::: Documento :::
Confondere il demonio. Diavoli, campanili e altre fantasmagorie collettive.

di ELISABETTA APPETECCHI ♦

Per chi ha il vezzo di camminare a naso all’insù, Malta è un posto in cui non è raro imbattersi in chiese i cui campanili hanno almeno due quadranti di orologio messi lì a segnare orari diversi: uno segna l’ora giusta, l’altro no. Se «Perché?» è l’ovvia domanda, la risposta non lo è altrettanto: ebbene, servono a confondere il diavolo.

Per secoli i rintocchi delle campane hanno segnato l’inizio e la fine della giornata lavorativa o cadenzato le varie ricorrenze civili e religiose, prima che arrivasse la torre dell’orologio a scandire il tempo con i suoi laicissimi rintocchi.

Sulle facciate dei nostri campanili non è raro imbattersi in smorfie di mascheroni grotteschi e mostruosi messi lì ad allontanare il demonio che, secondo la leggenda popolare, vorrebbe entrare a suonare le campane, provocando scompiglio nella regolare vita quotidiana.

Di fronte a una tale minaccia è parso necessario armarsi di astuzia a salvaguardia della routine giornaliera: di qui l’espediente degli orologi maltesi o, in tempi più recenti, almeno a detta dei nostri anziani, la conta obbligata dei fili di una scopa messa a presidio della porta da aprire.

Allora sì che il diavolo avrebbe titubato, magari sospeso a mezz’aria, di fronte al portone principale della Chiesa in cui fare irruzione: il tempo di contare e ricontare tutti i fili e poi via a suonare le campane con la corda tra i denti, a ridersela di quegli ometti tutti impegnati a farsi scandire la vita dai rintocchi, dalla culla alla tomba.

Se viene così bene immaginare la scenetta quasi vaudevilliana è perché, secolo dopo secolo, si sono depositate nell’immaginario comune queste e altre diaboliche fantasmagorie, complici l’arte e la letteratura.
::: Dati forniti :::
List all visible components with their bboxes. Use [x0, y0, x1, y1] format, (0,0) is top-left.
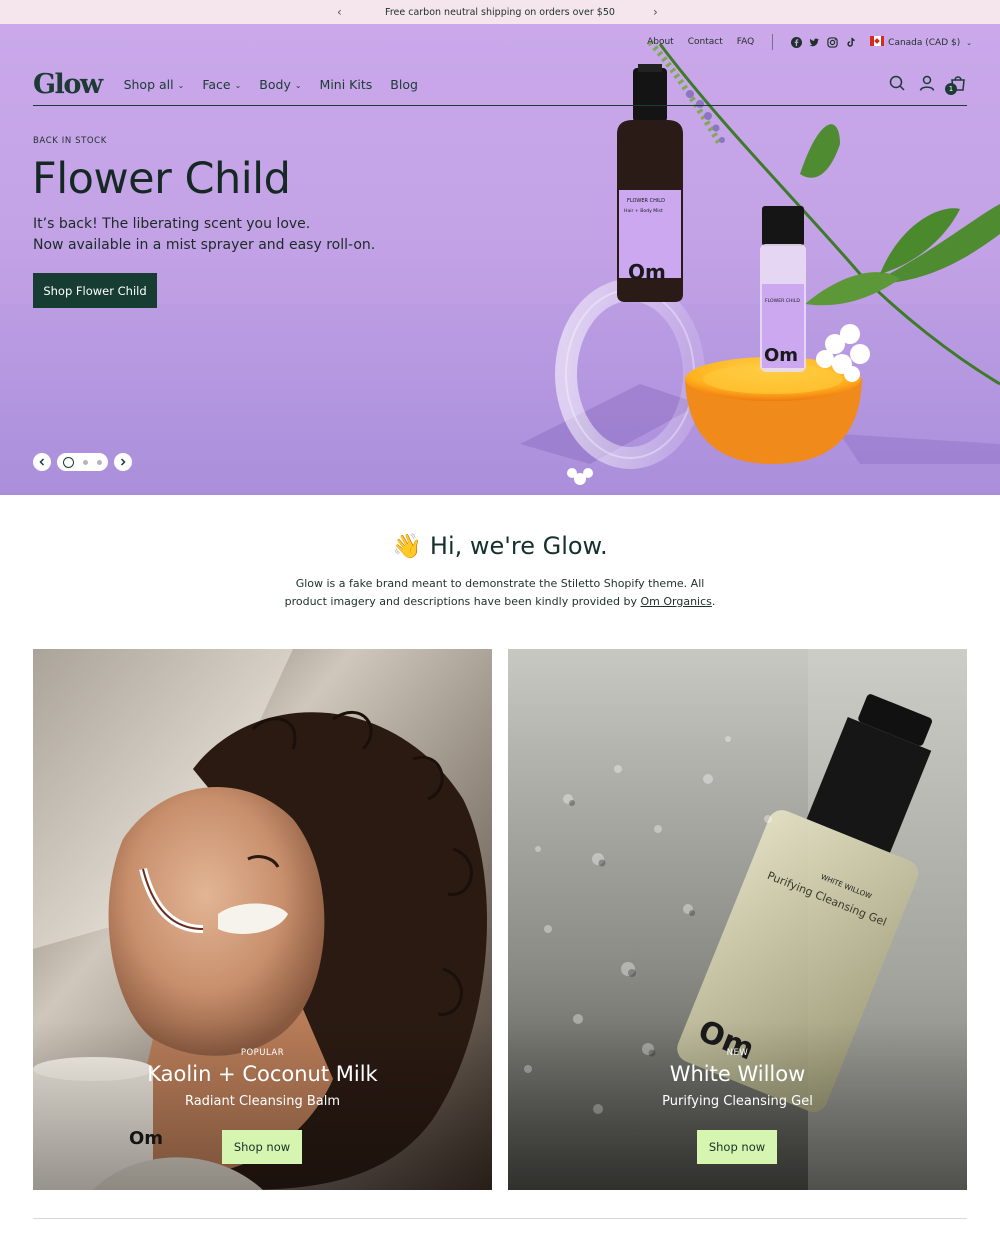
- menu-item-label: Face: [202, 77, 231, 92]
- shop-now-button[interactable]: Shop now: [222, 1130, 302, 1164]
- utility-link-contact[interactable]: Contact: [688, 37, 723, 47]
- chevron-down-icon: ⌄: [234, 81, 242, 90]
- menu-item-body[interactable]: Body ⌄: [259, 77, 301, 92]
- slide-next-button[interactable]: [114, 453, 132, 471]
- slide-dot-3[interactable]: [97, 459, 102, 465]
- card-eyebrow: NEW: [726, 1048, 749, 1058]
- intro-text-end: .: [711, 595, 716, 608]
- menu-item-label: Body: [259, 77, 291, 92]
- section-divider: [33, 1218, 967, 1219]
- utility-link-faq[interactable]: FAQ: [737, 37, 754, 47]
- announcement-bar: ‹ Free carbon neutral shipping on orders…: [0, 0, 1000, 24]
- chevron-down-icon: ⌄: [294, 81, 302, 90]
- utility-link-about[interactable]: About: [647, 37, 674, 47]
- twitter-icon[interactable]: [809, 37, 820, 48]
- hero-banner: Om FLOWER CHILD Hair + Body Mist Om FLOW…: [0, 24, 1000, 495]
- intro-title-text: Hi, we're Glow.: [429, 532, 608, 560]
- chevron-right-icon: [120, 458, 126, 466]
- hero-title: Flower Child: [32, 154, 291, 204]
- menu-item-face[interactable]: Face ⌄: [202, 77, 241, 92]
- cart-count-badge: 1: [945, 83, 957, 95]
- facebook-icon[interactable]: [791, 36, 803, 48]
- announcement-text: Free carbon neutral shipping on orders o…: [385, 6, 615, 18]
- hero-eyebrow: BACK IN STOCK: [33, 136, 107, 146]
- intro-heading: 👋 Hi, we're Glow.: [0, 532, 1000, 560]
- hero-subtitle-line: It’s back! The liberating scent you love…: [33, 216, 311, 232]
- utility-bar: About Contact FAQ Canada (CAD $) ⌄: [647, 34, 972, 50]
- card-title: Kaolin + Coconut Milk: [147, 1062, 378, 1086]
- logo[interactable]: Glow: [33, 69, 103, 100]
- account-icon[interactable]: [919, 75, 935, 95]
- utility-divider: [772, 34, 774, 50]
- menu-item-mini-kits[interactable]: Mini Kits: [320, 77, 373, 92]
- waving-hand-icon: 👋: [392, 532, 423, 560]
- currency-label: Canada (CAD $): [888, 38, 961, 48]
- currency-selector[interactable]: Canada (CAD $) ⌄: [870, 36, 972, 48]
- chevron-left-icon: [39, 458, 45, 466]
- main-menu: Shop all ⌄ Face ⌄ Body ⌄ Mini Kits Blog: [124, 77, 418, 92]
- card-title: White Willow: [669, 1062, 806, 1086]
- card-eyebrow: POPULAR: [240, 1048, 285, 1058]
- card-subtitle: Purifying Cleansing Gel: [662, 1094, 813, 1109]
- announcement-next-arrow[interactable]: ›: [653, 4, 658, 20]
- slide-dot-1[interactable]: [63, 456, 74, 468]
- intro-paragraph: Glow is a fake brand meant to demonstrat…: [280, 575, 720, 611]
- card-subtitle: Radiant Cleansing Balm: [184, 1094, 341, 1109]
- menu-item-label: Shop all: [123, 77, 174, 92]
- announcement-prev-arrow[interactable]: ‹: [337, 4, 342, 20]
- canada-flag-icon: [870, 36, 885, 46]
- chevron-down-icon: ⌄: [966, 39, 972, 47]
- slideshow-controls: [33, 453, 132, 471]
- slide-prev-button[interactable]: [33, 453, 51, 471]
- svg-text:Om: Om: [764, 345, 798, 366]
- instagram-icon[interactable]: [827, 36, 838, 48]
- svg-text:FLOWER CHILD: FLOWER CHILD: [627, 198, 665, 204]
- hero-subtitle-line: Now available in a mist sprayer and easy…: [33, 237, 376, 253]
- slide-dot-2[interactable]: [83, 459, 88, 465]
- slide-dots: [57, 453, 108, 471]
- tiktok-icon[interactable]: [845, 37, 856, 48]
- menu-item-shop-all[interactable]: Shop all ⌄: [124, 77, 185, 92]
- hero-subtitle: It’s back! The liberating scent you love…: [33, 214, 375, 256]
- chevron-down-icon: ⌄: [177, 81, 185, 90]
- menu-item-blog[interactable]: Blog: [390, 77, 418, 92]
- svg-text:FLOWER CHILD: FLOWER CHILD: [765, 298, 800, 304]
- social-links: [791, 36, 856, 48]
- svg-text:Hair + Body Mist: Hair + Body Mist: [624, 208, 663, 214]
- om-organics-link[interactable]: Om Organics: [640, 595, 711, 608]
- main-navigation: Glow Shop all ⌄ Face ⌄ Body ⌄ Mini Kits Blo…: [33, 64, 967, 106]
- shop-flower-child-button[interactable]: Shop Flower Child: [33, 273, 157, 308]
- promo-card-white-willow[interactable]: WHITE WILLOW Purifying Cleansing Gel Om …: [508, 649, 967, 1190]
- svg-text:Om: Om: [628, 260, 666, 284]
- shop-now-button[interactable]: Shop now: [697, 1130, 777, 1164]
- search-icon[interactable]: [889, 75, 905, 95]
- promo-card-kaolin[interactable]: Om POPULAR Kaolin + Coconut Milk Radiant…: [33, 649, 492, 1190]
:::
::: Dati forniti :::
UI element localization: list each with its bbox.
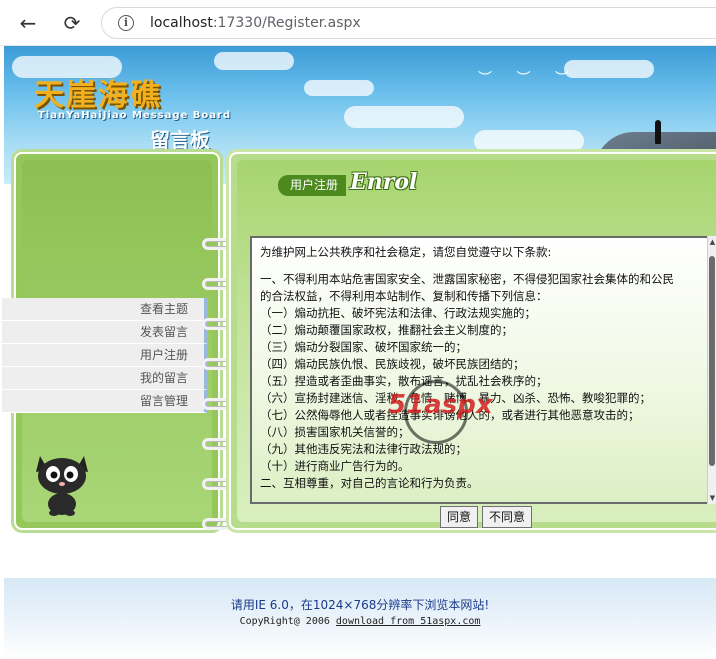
:::
::: Dati forniti :::
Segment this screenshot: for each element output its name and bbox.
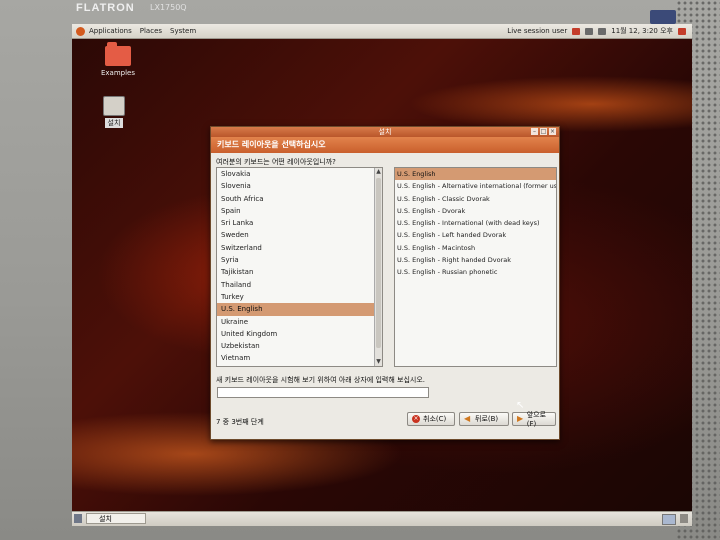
:::
▶ **Istruzioni**
1. Nel testo sui campanili, a che cosa servono i due quadranti di orologio che segnano orari diversi sulle chiese di Malta?
2. Ripeti dal testo sui campanili il passo da "Di fronte a una" a "culla alla tomba.".
3. Prosegui il testo sui campanili dopo la sua ultima frase.

▶ **Risposte ai compiti**
1. Servono a confondere il diavolo.

2.
Di fronte a una tale minaccia è parso necessario armarsi di astuzia a salvaguardia della routine giornaliera: di qui l’espediente degli orologi maltesi o, in tempi più recenti, almeno a detta dei nostri anziani, la conta obbligata dei fili di una scopa messa a presidio della porta da aprire.

Allora sì che il diavolo avrebbe titubato, magari sospeso a mezz’aria, di fronte al portone principale della Chiesa in cui fare irruzione: il tempo di contare e ricontare tutti i fili e poi via a suonare le campane con la corda tra i denti, a ridersela di quegli ometti tutti impegnati a farsi scandire la vita dai rintocchi, dalla culla alla tomba.

3.
Edgar Allan Poe nel racconto Il diavolo nel campanile si mette a narrare le vicende del delizioso borgo di Vondervotteimittiss, regno del – tradotto – “cheorè”, popolato da puntualissimi abitanti e scombussolato dall’arrivo improvviso di un misterioso signore forestiero che, a violino sottobraccio, li getta nel panico con la sola aggiunta di un rintocco ai dodici consueti al momento del pranzo di Mezzogiorno.

È pure un rintocco di campana a scandire i sortilegi dei diabolici protagonisti di La notte dei desideri, romanzo di Michael Ende ambientato in una lugubre notte di San Silvestro; il libro, tradizionalmente destinato ai ragazzi, è  invece deliziosamente alla portata della fantasia di tutti.

Tra gli italiani ci ha provato il siciliano Giacomo Tranchida in Il diavolo sul campanile, raccolta di “quasi fantasie ericine”: già schiaffato in copertina compare un diavoletto dal passo felpato, tutto avvolto nella sua stessa scia di zolfo. Si compiace della tempesta appollaiato – manco a dirlo – sul campanile di S. Giuliano: a non poter più essere gestori del tempo cronologico ci si reinventa gestori diabolici di quello atmosferico.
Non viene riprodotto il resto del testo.